Gather the lines from the material that contain "account".

**Dataset records**:
* start *

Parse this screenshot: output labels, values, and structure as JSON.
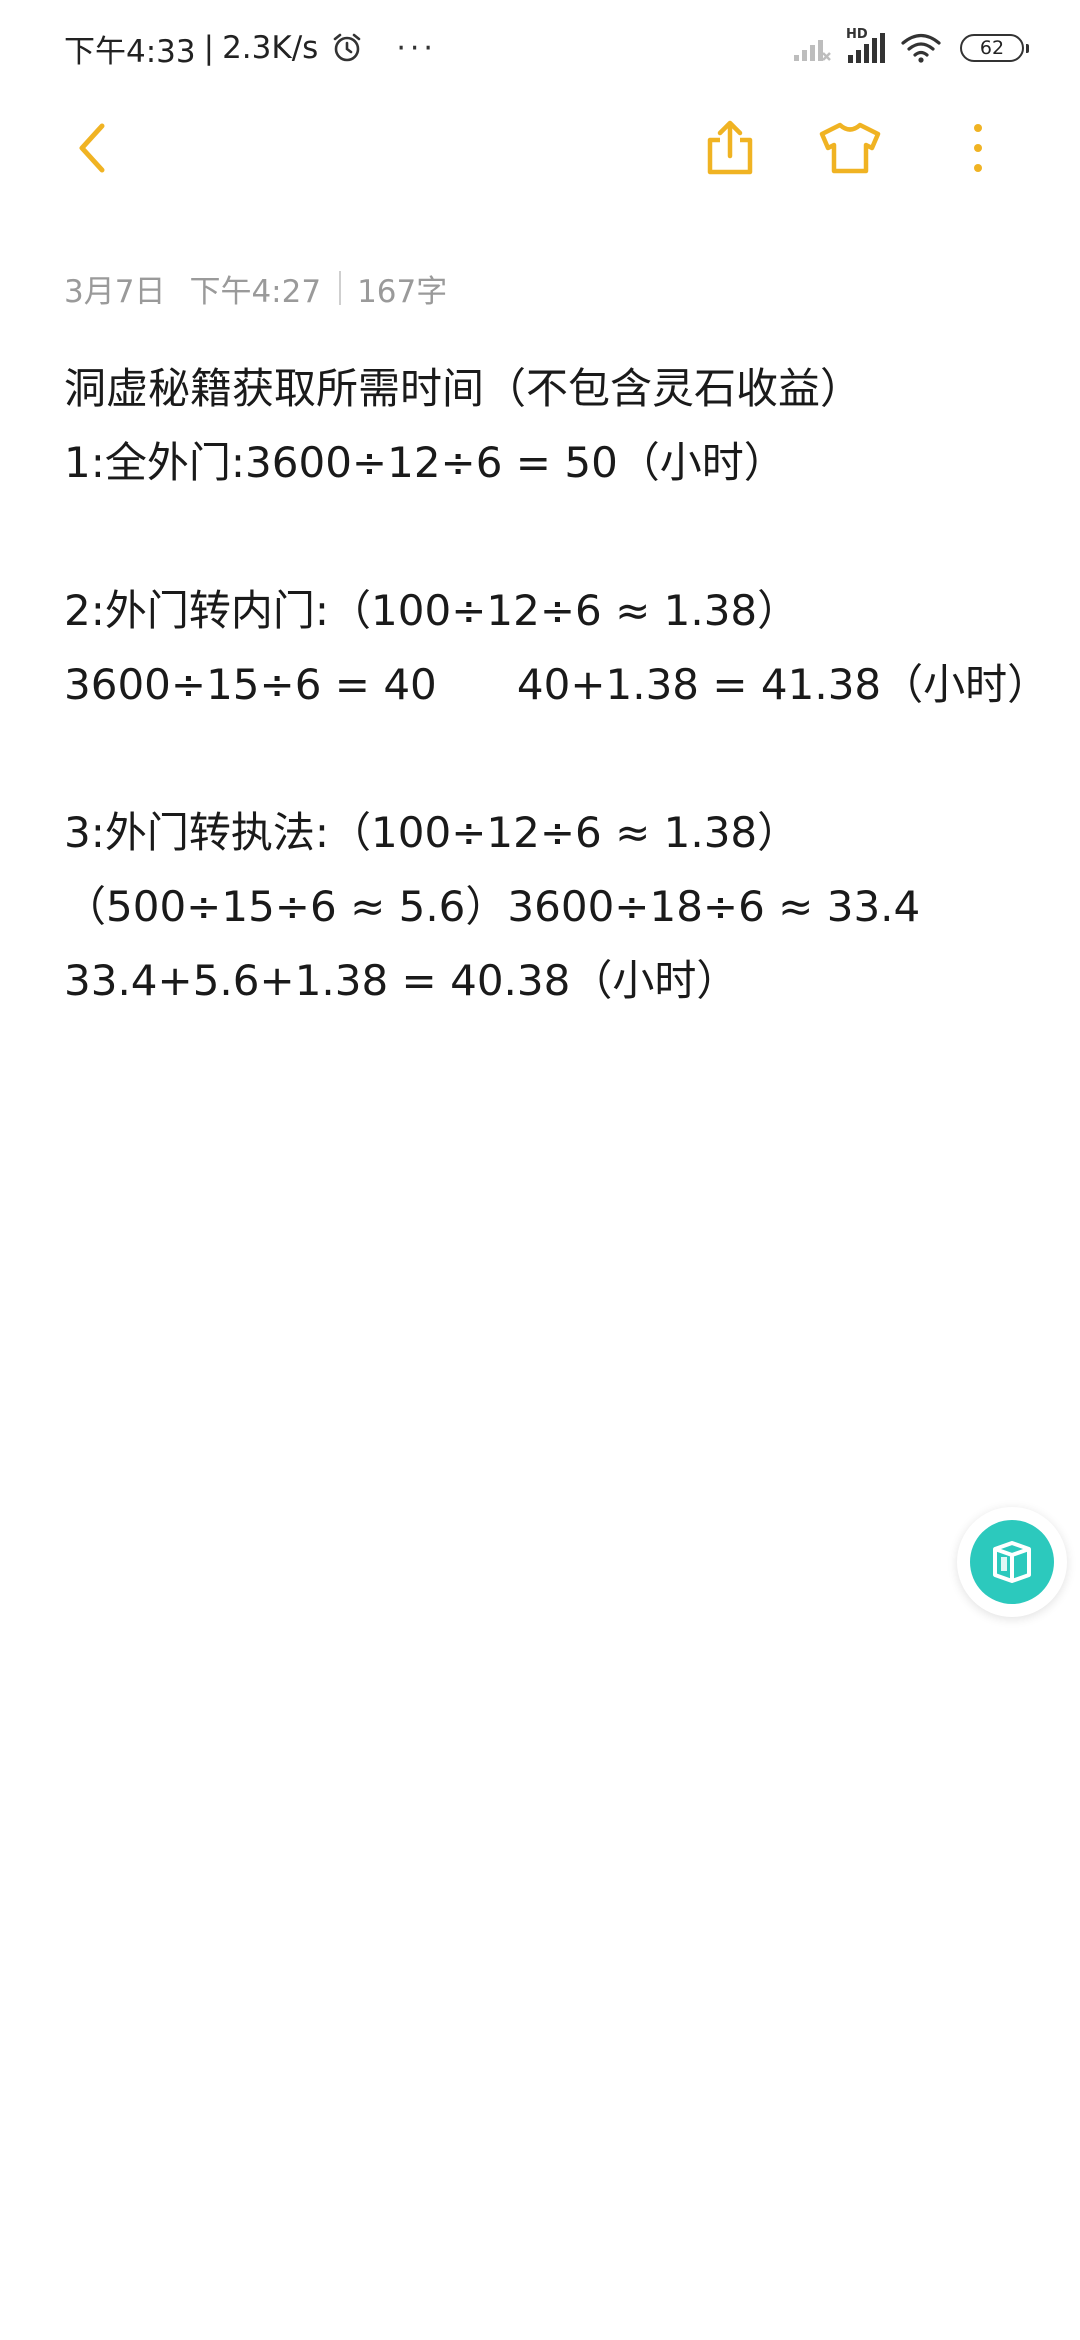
{
  "status_bar": {
    "time": "下午4:33",
    "separator": "|",
    "net_speed": "2.3K/s",
    "more_glyph": "···",
    "network_label": "HD",
    "battery_level": "62",
    "icons": [
      "alarm-icon",
      "signal-weak-icon",
      "signal-hd-icon",
      "wifi-icon",
      "battery-icon"
    ]
  },
  "toolbar": {
    "accent_color": "#f0b323",
    "icons": [
      "back-icon",
      "share-icon",
      "theme-shirt-icon",
      "more-vertical-icon"
    ]
  },
  "meta": {
    "date": "3月7日",
    "time": "下午4:27",
    "word_count": "167字"
  },
  "note": {
    "lines": [
      "洞虚秘籍获取所需时间（不包含灵石收益）",
      "1:全外门:3600÷12÷6 = 50（小时）",
      "",
      "2:外门转内门:（100÷12÷6 ≈ 1.38）",
      "3600÷15÷6 = 40      40+1.38 = 41.38（小时）",
      "",
      "3:外门转执法:（100÷12÷6 ≈ 1.38）",
      "（500÷15÷6 ≈ 5.6）3600÷18÷6 ≈ 33.4",
      "33.4+5.6+1.38 = 40.38（小时）"
    ]
  },
  "fab": {
    "icon": "mini-app-cube-icon",
    "color": "#2cc9bd"
  }
}
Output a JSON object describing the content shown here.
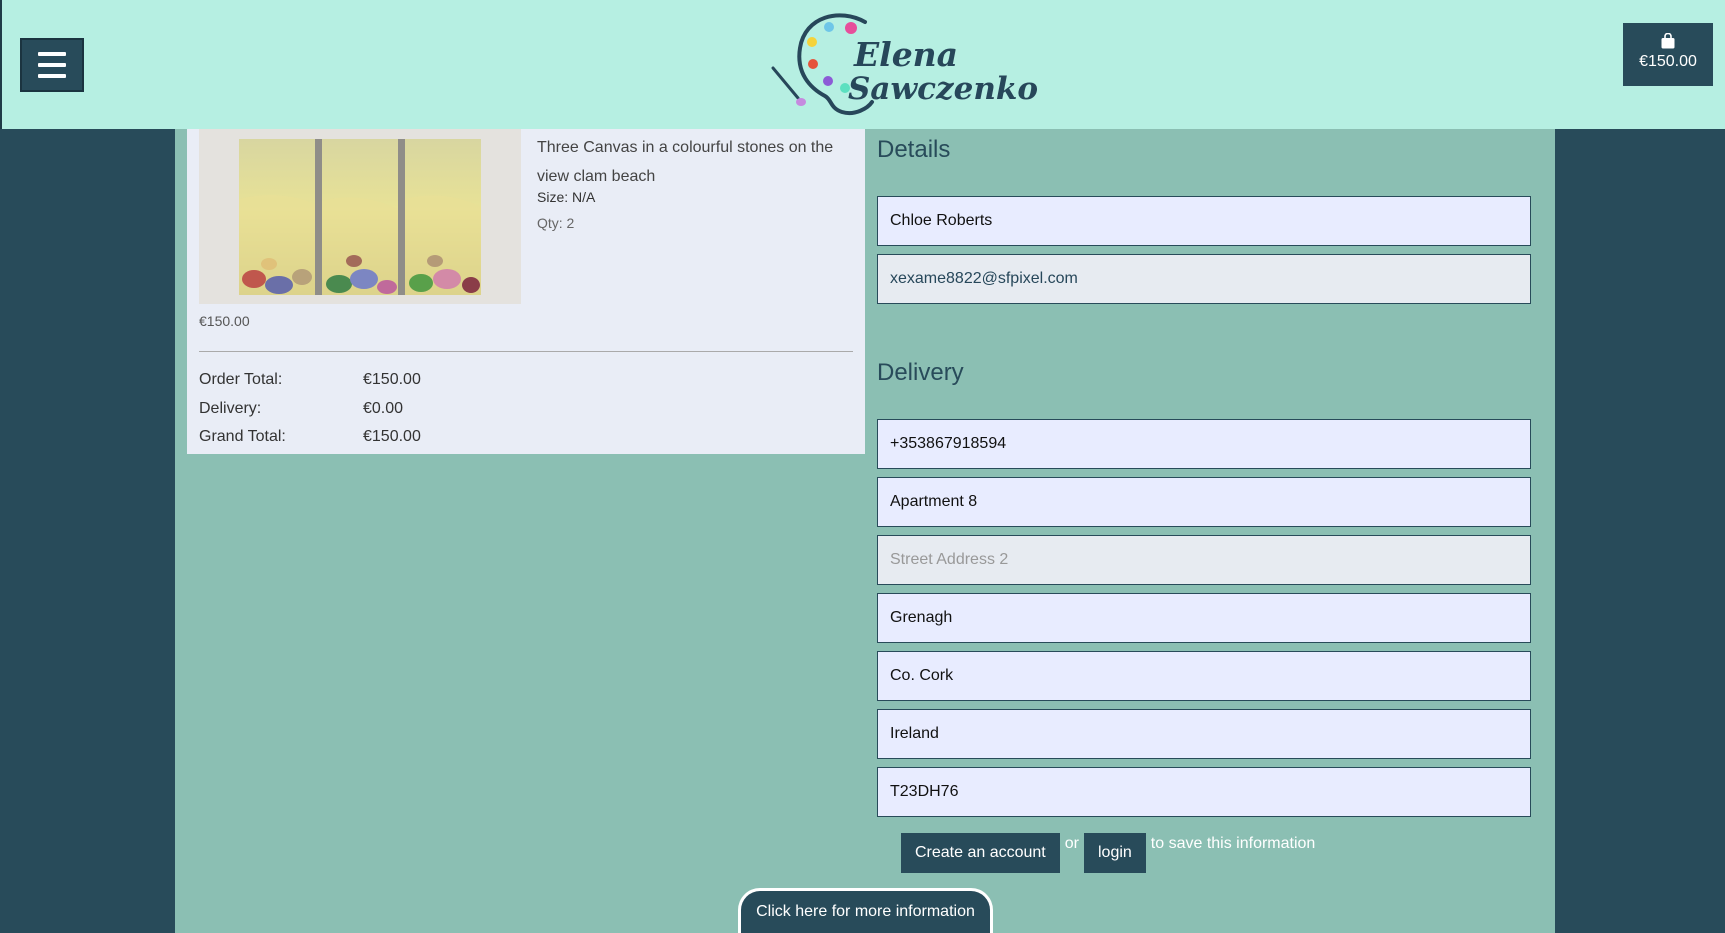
{
  "header": {
    "logo_line1": "Elena",
    "logo_line2": "Sawczenko",
    "cart_total": "€150.00"
  },
  "summary": {
    "product_name": "Three Canvas in a colourful stones on the view clam beach",
    "size": "Size: N/A",
    "qty": "Qty: 2",
    "price": "€150.00",
    "order_total_label": "Order Total:",
    "order_total": "€150.00",
    "delivery_label": "Delivery:",
    "delivery": "€0.00",
    "grand_total_label": "Grand Total:",
    "grand_total": "€150.00"
  },
  "details": {
    "title": "Details",
    "full_name": "Chloe Roberts",
    "email": "xexame8822@sfpixel.com"
  },
  "delivery": {
    "title": "Delivery",
    "phone": "+353867918594",
    "street1": "Apartment 8",
    "street2_placeholder": "Street Address 2",
    "town": "Grenagh",
    "county": "Co. Cork",
    "country": "Ireland",
    "postcode": "T23DH76"
  },
  "account": {
    "create_label": "Create an account",
    "or": "or",
    "login_label": "login",
    "suffix": "to save this information"
  },
  "info_button": "Click here for more information",
  "colors": {
    "header_bg": "#b6efe2",
    "navy": "#284b5a",
    "content_bg": "#8bbfb3",
    "summary_bg": "#e9edf6"
  }
}
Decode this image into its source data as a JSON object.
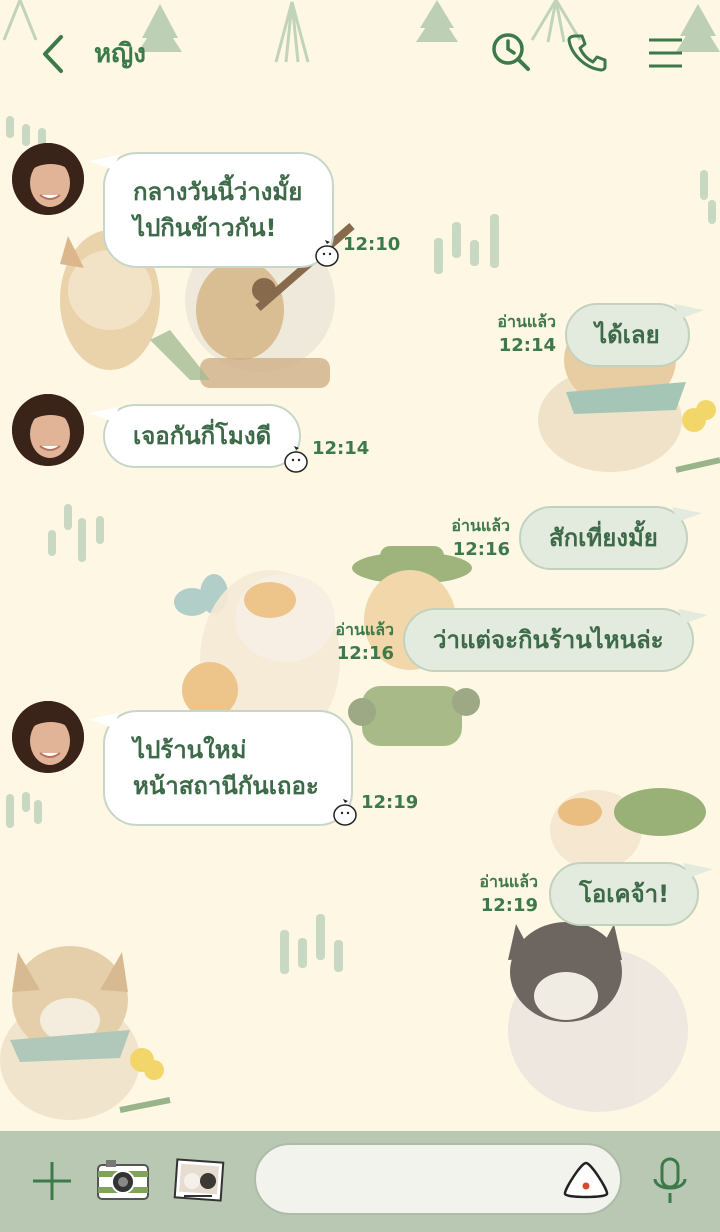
{
  "header": {
    "title": "หญิง"
  },
  "messages": [
    {
      "from": "them",
      "text_lines": [
        "กลางวันนี้ว่างมั้ย",
        "ไปกินข้าวกัน!"
      ],
      "time": "12:10"
    },
    {
      "from": "me",
      "text": "ได้เลย",
      "read_label": "อ่านแล้ว",
      "time": "12:14"
    },
    {
      "from": "them",
      "text_lines": [
        "เจอกันกี่โมงดี"
      ],
      "time": "12:14"
    },
    {
      "from": "me",
      "text": "สักเที่ยงมั้ย",
      "read_label": "อ่านแล้ว",
      "time": "12:16"
    },
    {
      "from": "me",
      "text": "ว่าแต่จะกินร้านไหนล่ะ",
      "read_label": "อ่านแล้ว",
      "time": "12:16"
    },
    {
      "from": "them",
      "text_lines": [
        "ไปร้านใหม่",
        "หน้าสถานีกันเถอะ"
      ],
      "time": "12:19"
    },
    {
      "from": "me",
      "text": "โอเคจ้า!",
      "read_label": "อ่านแล้ว",
      "time": "12:19"
    }
  ],
  "composer": {
    "placeholder": ""
  },
  "icons": {
    "header": [
      "back-arrow-icon",
      "search-history-icon",
      "phone-icon",
      "menu-icon"
    ],
    "bottom": [
      "plus-icon",
      "camera-icon",
      "gallery-icon",
      "sticker-icon",
      "microphone-icon"
    ]
  },
  "colors": {
    "accent": "#3d7a4a",
    "background": "#fdf7e3",
    "bar": "#b9c8b3",
    "bubble_out": "#e3ebde"
  }
}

* end *

**Response for this exercise**:
  "account": {
    "create_label": "Create an account",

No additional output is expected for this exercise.